### WHAT YOU NEED TO DO:
Pick out all lines in the listing holding the string "предоставленных" and copy them.

(Stored items from a collection)
──────────
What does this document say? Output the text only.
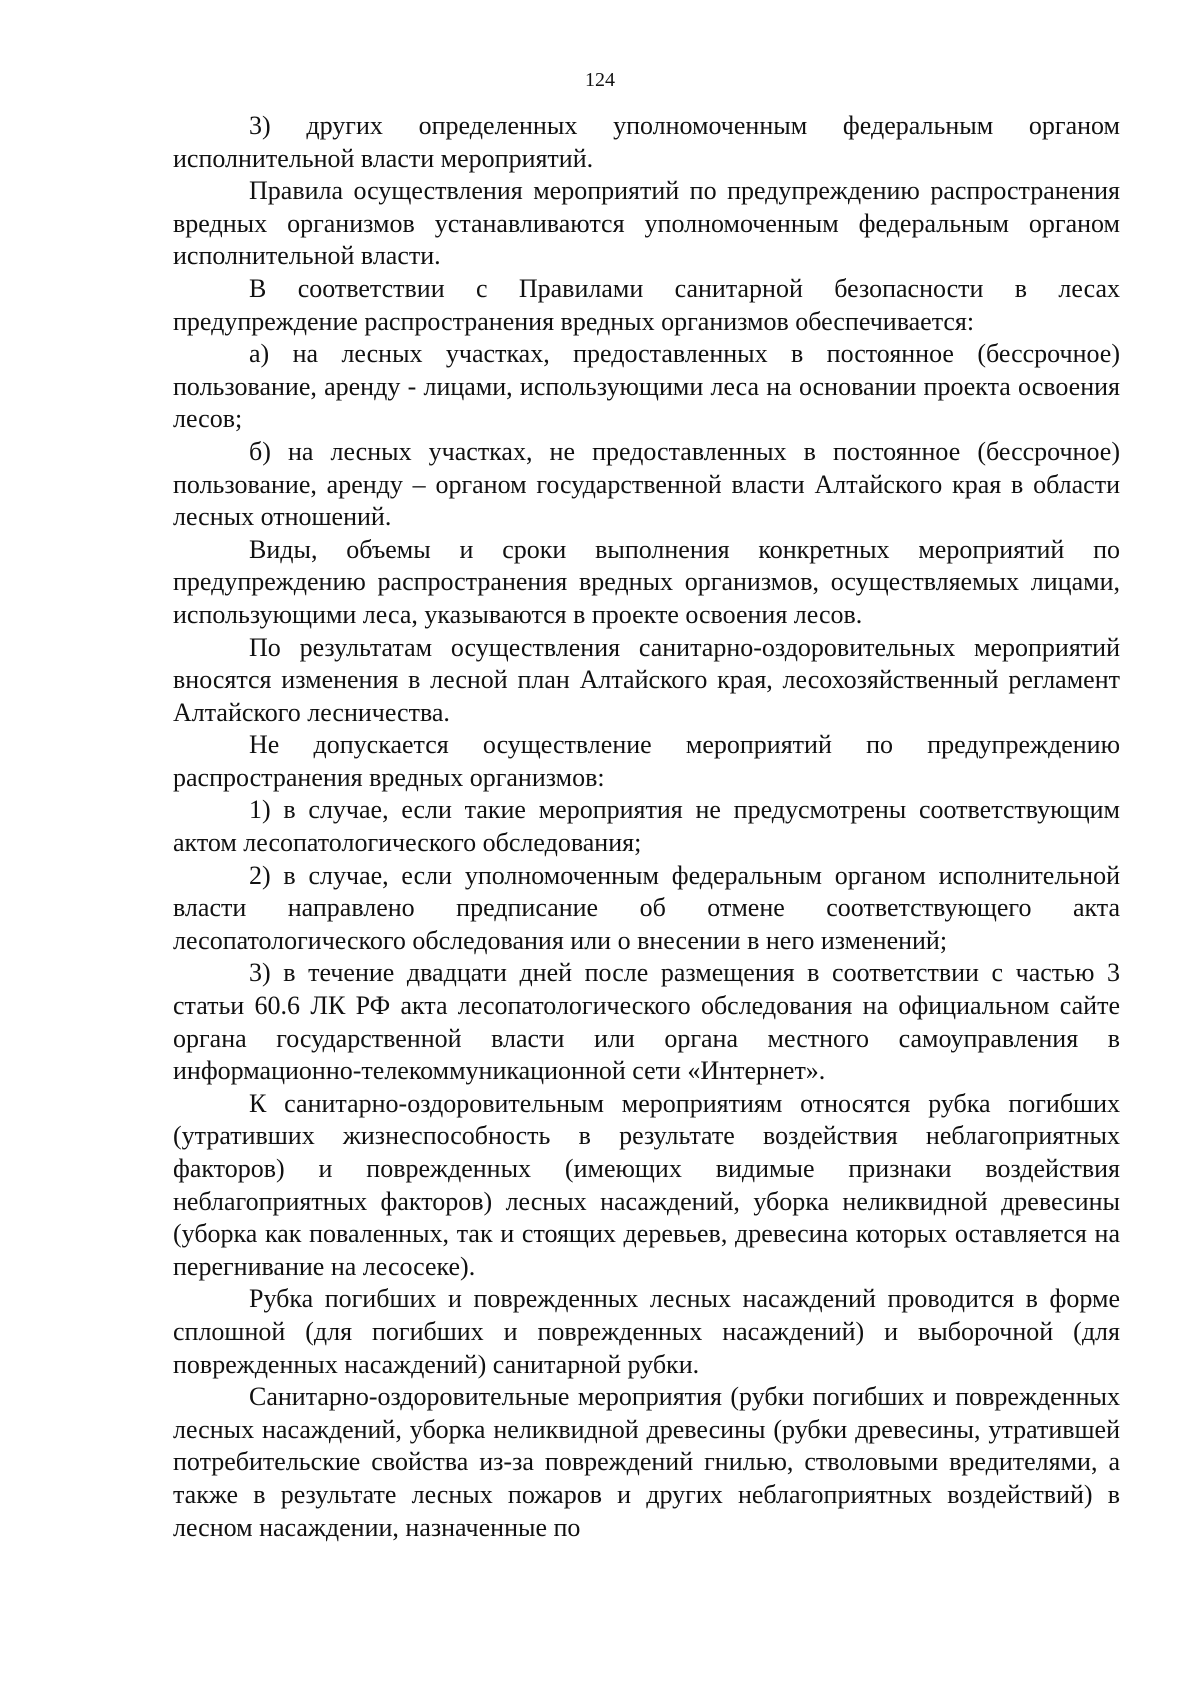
124

3) других определенных уполномоченным федеральным органом исполнительной власти мероприятий.

Правила осуществления мероприятий по предупреждению распространения вредных организмов устанавливаются уполномоченным федеральным органом исполнительной власти.

В соответствии с Правилами санитарной безопасности в лесах предупреждение распространения вредных организмов обеспечивается:

а) на лесных участках, предоставленных в постоянное (бессрочное) пользование, аренду - лицами, использующими леса на основании проекта освоения лесов;

б) на лесных участках, не предоставленных в постоянное (бессрочное) пользование, аренду – органом государственной власти Алтайского края в области лесных отношений.

Виды, объемы и сроки выполнения конкретных мероприятий по предупреждению распространения вредных организмов, осуществляемых лицами, использующими леса, указываются в проекте освоения лесов.

По результатам осуществления санитарно-оздоровительных мероприятий вносятся изменения в лесной план Алтайского края, лесохозяйственный регламент Алтайского лесничества.

Не допускается осуществление мероприятий по предупреждению распространения вредных организмов:

1) в случае, если такие мероприятия не предусмотрены соответствующим актом лесопатологического обследования;

2) в случае, если уполномоченным федеральным органом исполнительной власти направлено предписание об отмене соответствующего акта лесопатологического обследования или о внесении в него изменений;

3) в течение двадцати дней после размещения в соответствии с частью 3 статьи 60.6 ЛК РФ акта лесопатологического обследования на официальном сайте органа государственной власти или органа местного самоуправления в информационно-телекоммуникационной сети «Интернет».

К санитарно-оздоровительным мероприятиям относятся рубка погибших (утративших жизнеспособность в результате воздействия неблагоприятных факторов) и поврежденных (имеющих видимые признаки воздействия неблагоприятных факторов) лесных насаждений, уборка неликвидной древесины (уборка как поваленных, так и стоящих деревьев, древесина которых оставляется на перегнивание на лесосеке).

Рубка погибших и поврежденных лесных насаждений проводится в форме сплошной (для погибших и поврежденных насаждений) и выборочной (для поврежденных насаждений) санитарной рубки.

Санитарно-оздоровительные мероприятия (рубки погибших и поврежденных лесных насаждений, уборка неликвидной древесины (рубки древесины, утратившей потребительские свойства из-за повреждений гнилью, стволовыми вредителями, а также в результате лесных пожаров и других неблагоприятных воздействий) в лесном насаждении, назначенные по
──────────
### COMPLETE RESPONSE:
а) на лесных участках, предоставленных в постоянное (бессрочное) пользование, аренду - лицами, использующими леса на основании проекта освоения лесов;
б) на лесных участках, не предоставленных в постоянное (бессрочное) пользование, аренду – органом государственной власти Алтайского края в области лесных отношений.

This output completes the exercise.